*** RECORDS FOR THE EXERCISE ***
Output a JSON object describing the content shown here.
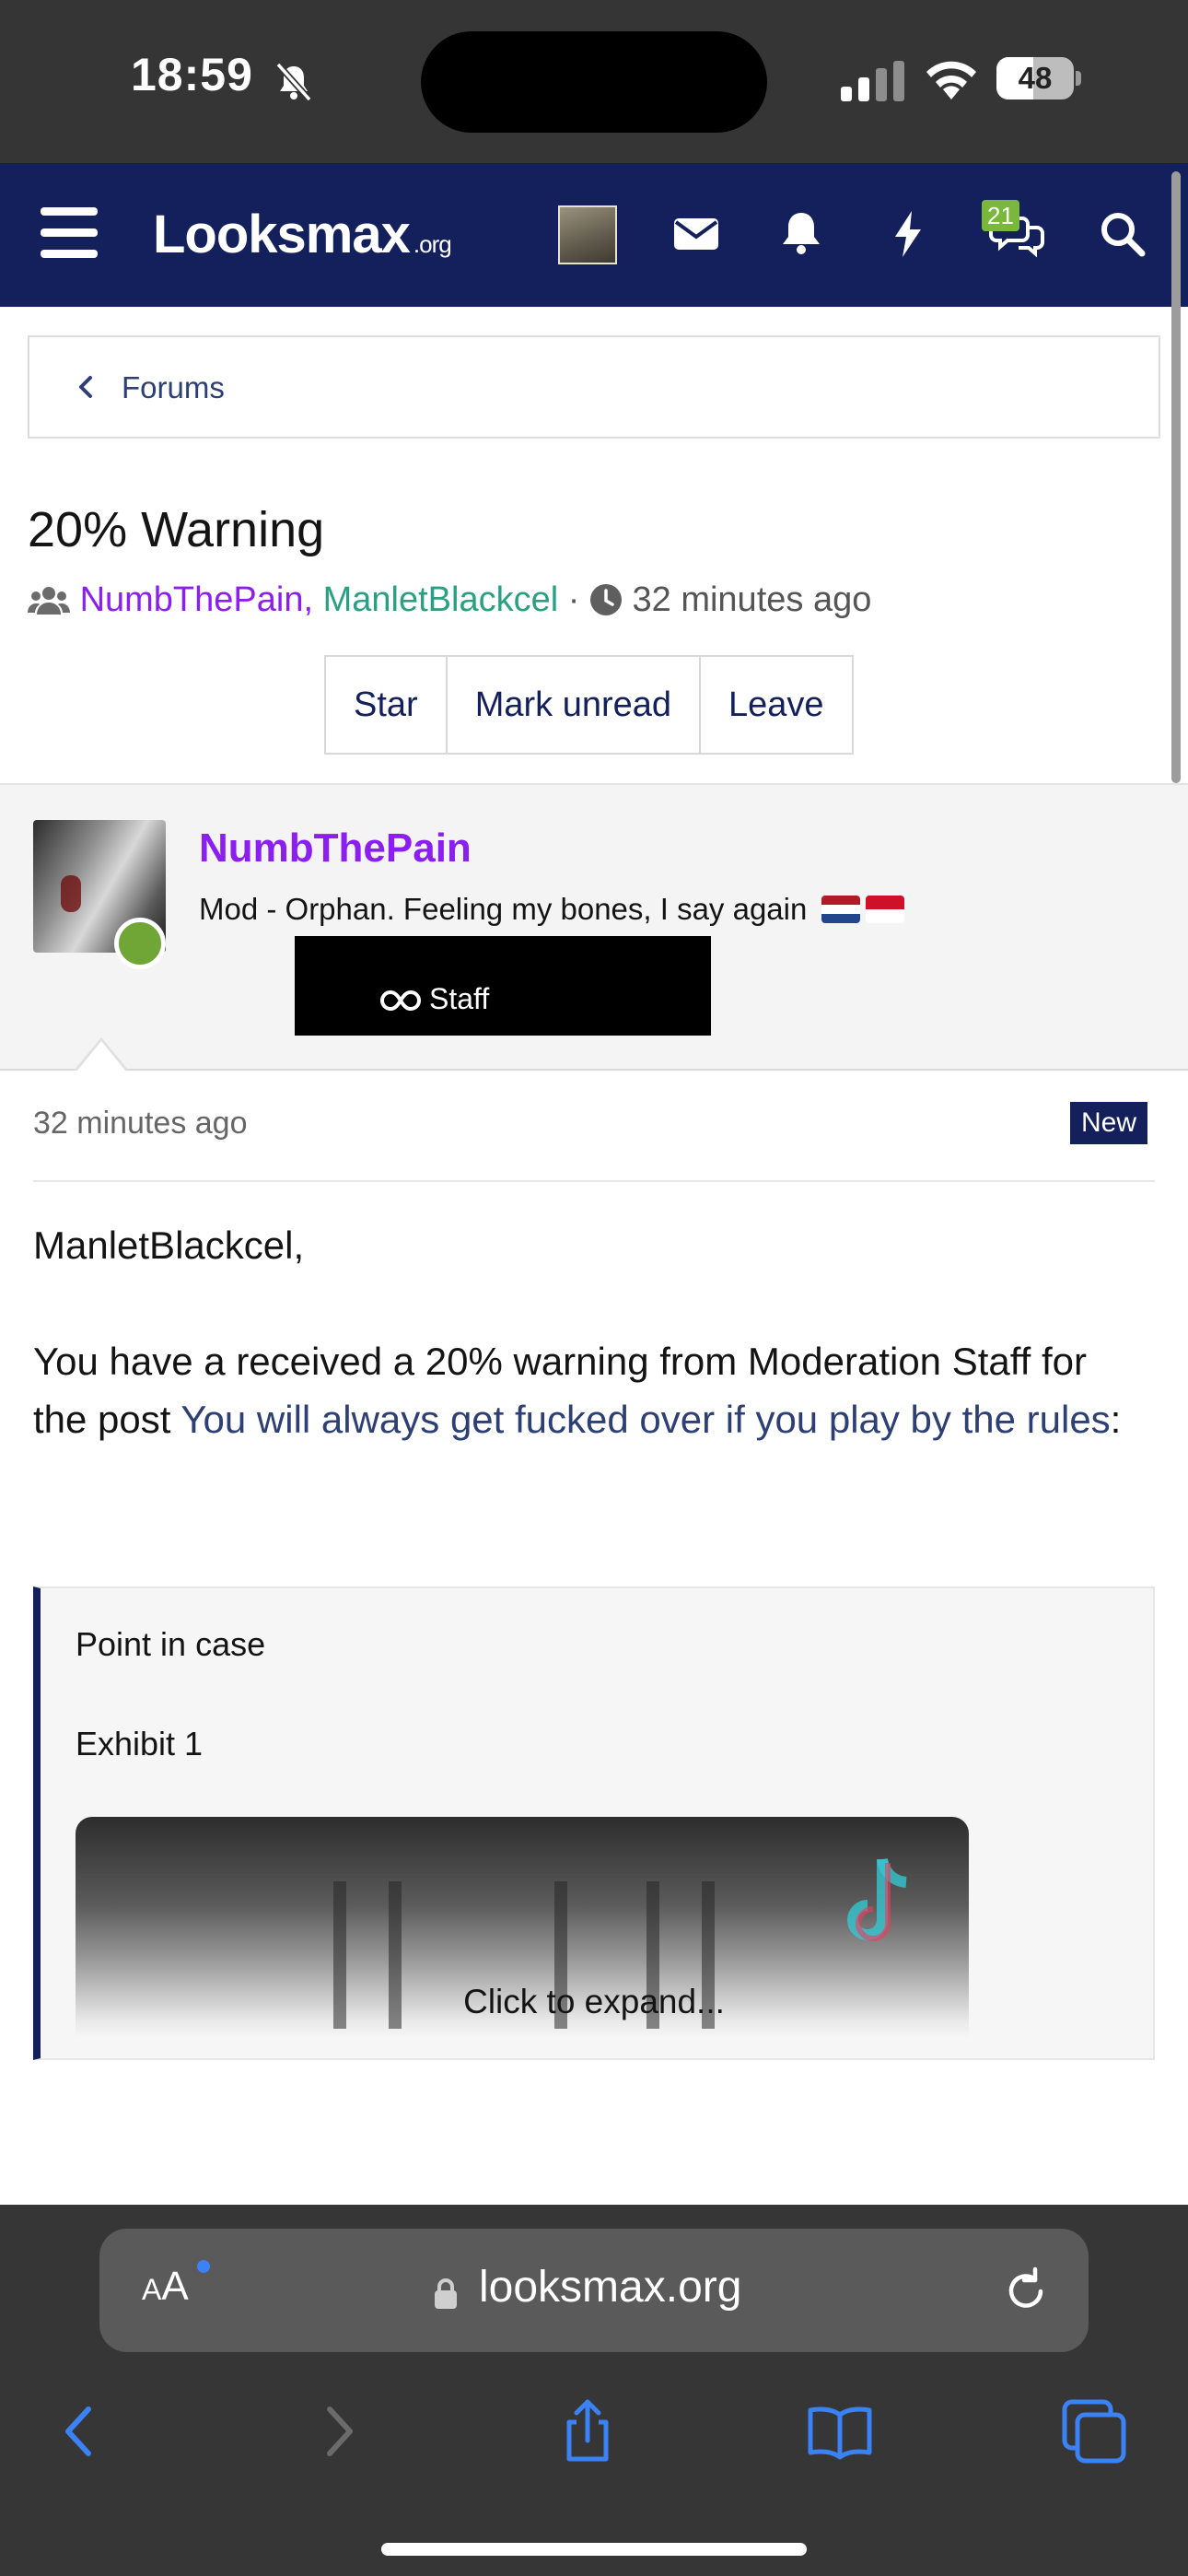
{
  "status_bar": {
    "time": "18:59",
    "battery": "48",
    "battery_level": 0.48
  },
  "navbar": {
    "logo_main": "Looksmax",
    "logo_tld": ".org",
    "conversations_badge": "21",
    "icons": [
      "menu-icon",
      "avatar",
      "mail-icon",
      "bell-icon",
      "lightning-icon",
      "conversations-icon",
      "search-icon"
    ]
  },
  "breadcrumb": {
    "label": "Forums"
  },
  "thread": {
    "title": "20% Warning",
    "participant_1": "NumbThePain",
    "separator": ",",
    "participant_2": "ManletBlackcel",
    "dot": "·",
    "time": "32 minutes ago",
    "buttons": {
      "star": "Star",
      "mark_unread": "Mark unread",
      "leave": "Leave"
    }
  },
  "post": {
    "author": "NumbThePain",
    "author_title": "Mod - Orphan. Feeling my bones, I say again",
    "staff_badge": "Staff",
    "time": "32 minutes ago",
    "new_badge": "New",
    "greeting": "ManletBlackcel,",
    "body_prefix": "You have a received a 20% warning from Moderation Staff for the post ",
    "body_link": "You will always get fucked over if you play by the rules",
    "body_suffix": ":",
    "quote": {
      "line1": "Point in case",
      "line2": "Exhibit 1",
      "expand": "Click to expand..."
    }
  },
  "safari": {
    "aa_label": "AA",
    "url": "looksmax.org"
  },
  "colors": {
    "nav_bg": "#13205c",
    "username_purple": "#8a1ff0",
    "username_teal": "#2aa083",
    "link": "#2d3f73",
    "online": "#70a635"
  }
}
***
Exclude the pictures. Write out the remaining data exactly.

Output a JSON object describing the content shown here.
{
  "status_bar": {
    "time": "18:59",
    "battery": "48",
    "battery_level": 0.48
  },
  "navbar": {
    "logo_main": "Looksmax",
    "logo_tld": ".org",
    "conversations_badge": "21",
    "icons": [
      "menu-icon",
      "avatar",
      "mail-icon",
      "bell-icon",
      "lightning-icon",
      "conversations-icon",
      "search-icon"
    ]
  },
  "breadcrumb": {
    "label": "Forums"
  },
  "thread": {
    "title": "20% Warning",
    "participant_1": "NumbThePain",
    "separator": ",",
    "participant_2": "ManletBlackcel",
    "dot": "·",
    "time": "32 minutes ago",
    "buttons": {
      "star": "Star",
      "mark_unread": "Mark unread",
      "leave": "Leave"
    }
  },
  "post": {
    "author": "NumbThePain",
    "author_title": "Mod - Orphan. Feeling my bones, I say again",
    "staff_badge": "Staff",
    "time": "32 minutes ago",
    "new_badge": "New",
    "greeting": "ManletBlackcel,",
    "body_prefix": "You have a received a 20% warning from Moderation Staff for the post ",
    "body_link": "You will always get fucked over if you play by the rules",
    "body_suffix": ":",
    "quote": {
      "line1": "Point in case",
      "line2": "Exhibit 1",
      "expand": "Click to expand..."
    }
  },
  "safari": {
    "aa_label": "AA",
    "url": "looksmax.org"
  },
  "colors": {
    "nav_bg": "#13205c",
    "username_purple": "#8a1ff0",
    "username_teal": "#2aa083",
    "link": "#2d3f73",
    "online": "#70a635"
  }
}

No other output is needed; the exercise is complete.